§ **Lesetext**:

- - -

Nahverkehr soll alte Strecken von Grubenbahnen nutzen

Stillgelegtes Bahngleis

Nahverkehr soll alte Strecken von Grubenbahnen nutzen

Wo früher Kohle rollte, sollen bald Menschen im Waggon sitzen: Das Land NRW möchte alte Güter- und Grubenbahnstrecken wiederbeleben.

Das Kohle-Ende in NRW hinterlässt nicht nur stillgelegte Gruben und Zechen - auch die ehemaligen Transportwege werden nicht mehr gebraucht. Doch nun rücken diese alten Bahnstrecken wieder in den Fokus.

Das Land will stillgelegte Verbindungen von Güter-, Werks- und Grubenbahnen reaktivieren. Das Ziel: Der Personenverkehr auf der Schiene soll dadurch ausgebaut werden. Vom Bund will NRW dafür finanzielle Unterstützung haben. Bislang gibt es nur Geld, wenn eine alte Bahnstrecke, auf der es schon früher Personenverkehr gab, wiederbelebt wird.

Bund soll Zuschüsse geben

NRW-Verkehrsminister Hendrik Wüst

NRW-Verkehrsminister Hendrik Wüst

Geht es nach NRW-Verkehrsminister Hendrik Wüst (CDU), sollen die Zuschüsse auch dann fließen, wenn ehemalige Werks- oder Güterbahnen reaktiviert werden. Einen entsprechenden Vorschlag will Wüst bei einer am Mittwoch beginnenden Konferenz mit seinen Länderkollegen machen.

Ein konkretes Projekt gibt es bereits: So könnte die ehemalige Zechenbahn von Duisburg nach Kamp-Lintfort zu neuem Leben erweckt und für den Personenverkehr genutzt werden.

Eigentlich müsste das Vorhaben auf Zustimmung stoßen. Der Bund will die Infrastruktur für den Nahverkehr ausbauen und dafür Milliarden ausgeben. Ein Schwerpunkt liegt dabei vor allem auf der Reaktivierung von Bahnverbindungen im ländlichen Raum.

- - -

§ **Aufgabenstellung**:
Gib aus dem Text über die alten Grubenbahnstrecken die Stelle von "Stillgelegtes Bahngleis" bis einschließlich "in den Fokus." wortgetreu wieder.

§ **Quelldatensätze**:
- - -

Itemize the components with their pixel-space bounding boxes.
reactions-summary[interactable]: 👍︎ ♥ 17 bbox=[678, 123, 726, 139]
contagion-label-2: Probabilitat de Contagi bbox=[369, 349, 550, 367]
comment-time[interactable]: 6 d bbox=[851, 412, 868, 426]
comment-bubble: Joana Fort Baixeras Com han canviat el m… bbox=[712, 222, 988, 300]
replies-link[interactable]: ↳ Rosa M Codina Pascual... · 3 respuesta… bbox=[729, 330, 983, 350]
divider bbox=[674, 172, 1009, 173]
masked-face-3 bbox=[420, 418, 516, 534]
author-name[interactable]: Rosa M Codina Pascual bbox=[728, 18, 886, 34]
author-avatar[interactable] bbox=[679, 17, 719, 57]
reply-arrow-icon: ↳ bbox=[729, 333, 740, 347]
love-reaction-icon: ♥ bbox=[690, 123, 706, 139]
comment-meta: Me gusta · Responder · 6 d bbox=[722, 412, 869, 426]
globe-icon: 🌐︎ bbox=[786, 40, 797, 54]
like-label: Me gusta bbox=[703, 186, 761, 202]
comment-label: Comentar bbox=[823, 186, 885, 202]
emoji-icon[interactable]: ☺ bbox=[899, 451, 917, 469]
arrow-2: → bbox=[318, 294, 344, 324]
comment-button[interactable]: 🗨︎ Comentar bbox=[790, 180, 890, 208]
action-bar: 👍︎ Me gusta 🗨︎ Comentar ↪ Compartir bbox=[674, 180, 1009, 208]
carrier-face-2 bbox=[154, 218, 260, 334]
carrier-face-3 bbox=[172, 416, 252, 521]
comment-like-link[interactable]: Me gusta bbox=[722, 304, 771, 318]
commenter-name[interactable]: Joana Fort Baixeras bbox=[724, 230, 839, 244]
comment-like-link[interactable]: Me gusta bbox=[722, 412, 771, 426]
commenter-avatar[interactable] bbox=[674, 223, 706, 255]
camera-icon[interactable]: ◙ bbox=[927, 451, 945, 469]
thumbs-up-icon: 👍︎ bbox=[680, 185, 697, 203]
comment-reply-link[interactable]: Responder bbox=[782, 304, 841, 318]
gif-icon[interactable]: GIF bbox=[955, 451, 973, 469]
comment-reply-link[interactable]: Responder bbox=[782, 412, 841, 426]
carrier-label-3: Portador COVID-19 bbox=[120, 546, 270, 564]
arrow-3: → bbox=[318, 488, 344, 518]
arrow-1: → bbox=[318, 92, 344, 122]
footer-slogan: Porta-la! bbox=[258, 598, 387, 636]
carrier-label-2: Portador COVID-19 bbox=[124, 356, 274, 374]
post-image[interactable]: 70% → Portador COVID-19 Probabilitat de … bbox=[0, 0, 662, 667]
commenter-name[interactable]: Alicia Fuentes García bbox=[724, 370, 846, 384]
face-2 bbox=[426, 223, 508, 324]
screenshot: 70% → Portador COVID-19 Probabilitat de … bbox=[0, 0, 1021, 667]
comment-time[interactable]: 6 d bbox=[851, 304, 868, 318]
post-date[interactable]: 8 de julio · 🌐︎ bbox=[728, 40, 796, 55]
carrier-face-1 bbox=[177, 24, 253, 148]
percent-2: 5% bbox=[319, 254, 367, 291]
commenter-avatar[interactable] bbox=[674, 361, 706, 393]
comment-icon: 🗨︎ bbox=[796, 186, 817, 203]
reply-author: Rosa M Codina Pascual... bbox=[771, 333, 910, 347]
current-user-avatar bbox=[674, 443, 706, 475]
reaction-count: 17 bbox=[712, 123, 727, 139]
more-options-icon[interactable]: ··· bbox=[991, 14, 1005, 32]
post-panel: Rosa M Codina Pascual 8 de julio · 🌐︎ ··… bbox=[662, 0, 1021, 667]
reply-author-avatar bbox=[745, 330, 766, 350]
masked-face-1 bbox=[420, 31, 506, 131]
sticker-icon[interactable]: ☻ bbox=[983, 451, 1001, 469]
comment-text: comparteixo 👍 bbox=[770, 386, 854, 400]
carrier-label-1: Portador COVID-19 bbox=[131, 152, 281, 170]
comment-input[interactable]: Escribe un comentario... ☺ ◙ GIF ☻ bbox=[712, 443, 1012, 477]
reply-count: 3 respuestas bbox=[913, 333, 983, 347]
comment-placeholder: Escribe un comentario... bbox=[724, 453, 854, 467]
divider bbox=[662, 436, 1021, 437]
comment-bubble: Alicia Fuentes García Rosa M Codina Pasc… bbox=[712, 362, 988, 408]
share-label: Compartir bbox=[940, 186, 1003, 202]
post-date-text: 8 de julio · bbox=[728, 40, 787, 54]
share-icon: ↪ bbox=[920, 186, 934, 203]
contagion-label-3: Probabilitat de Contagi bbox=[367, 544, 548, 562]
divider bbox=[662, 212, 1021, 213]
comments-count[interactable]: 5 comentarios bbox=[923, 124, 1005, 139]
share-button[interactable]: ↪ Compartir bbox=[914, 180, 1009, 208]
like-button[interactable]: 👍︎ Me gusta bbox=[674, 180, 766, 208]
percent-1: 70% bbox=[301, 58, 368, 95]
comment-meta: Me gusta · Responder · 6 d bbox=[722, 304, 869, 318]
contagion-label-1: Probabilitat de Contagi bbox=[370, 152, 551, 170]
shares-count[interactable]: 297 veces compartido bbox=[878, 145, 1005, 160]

- - -

§ **Lösung**:
Stillgelegtes Bahngleis

Nahverkehr soll alte Strecken von Grubenbahnen nutzen

Wo früher Kohle rollte, sollen bald Menschen im Waggon sitzen: Das Land NRW möchte alte Güter- und Grubenbahnstrecken wiederbeleben.

Das Kohle-Ende in NRW hinterlässt nicht nur stillgelegte Gruben und Zechen - auch die ehemaligen Transportwege werden nicht mehr gebraucht. Doch nun rücken diese alten Bahnstrecken wieder in den Fokus.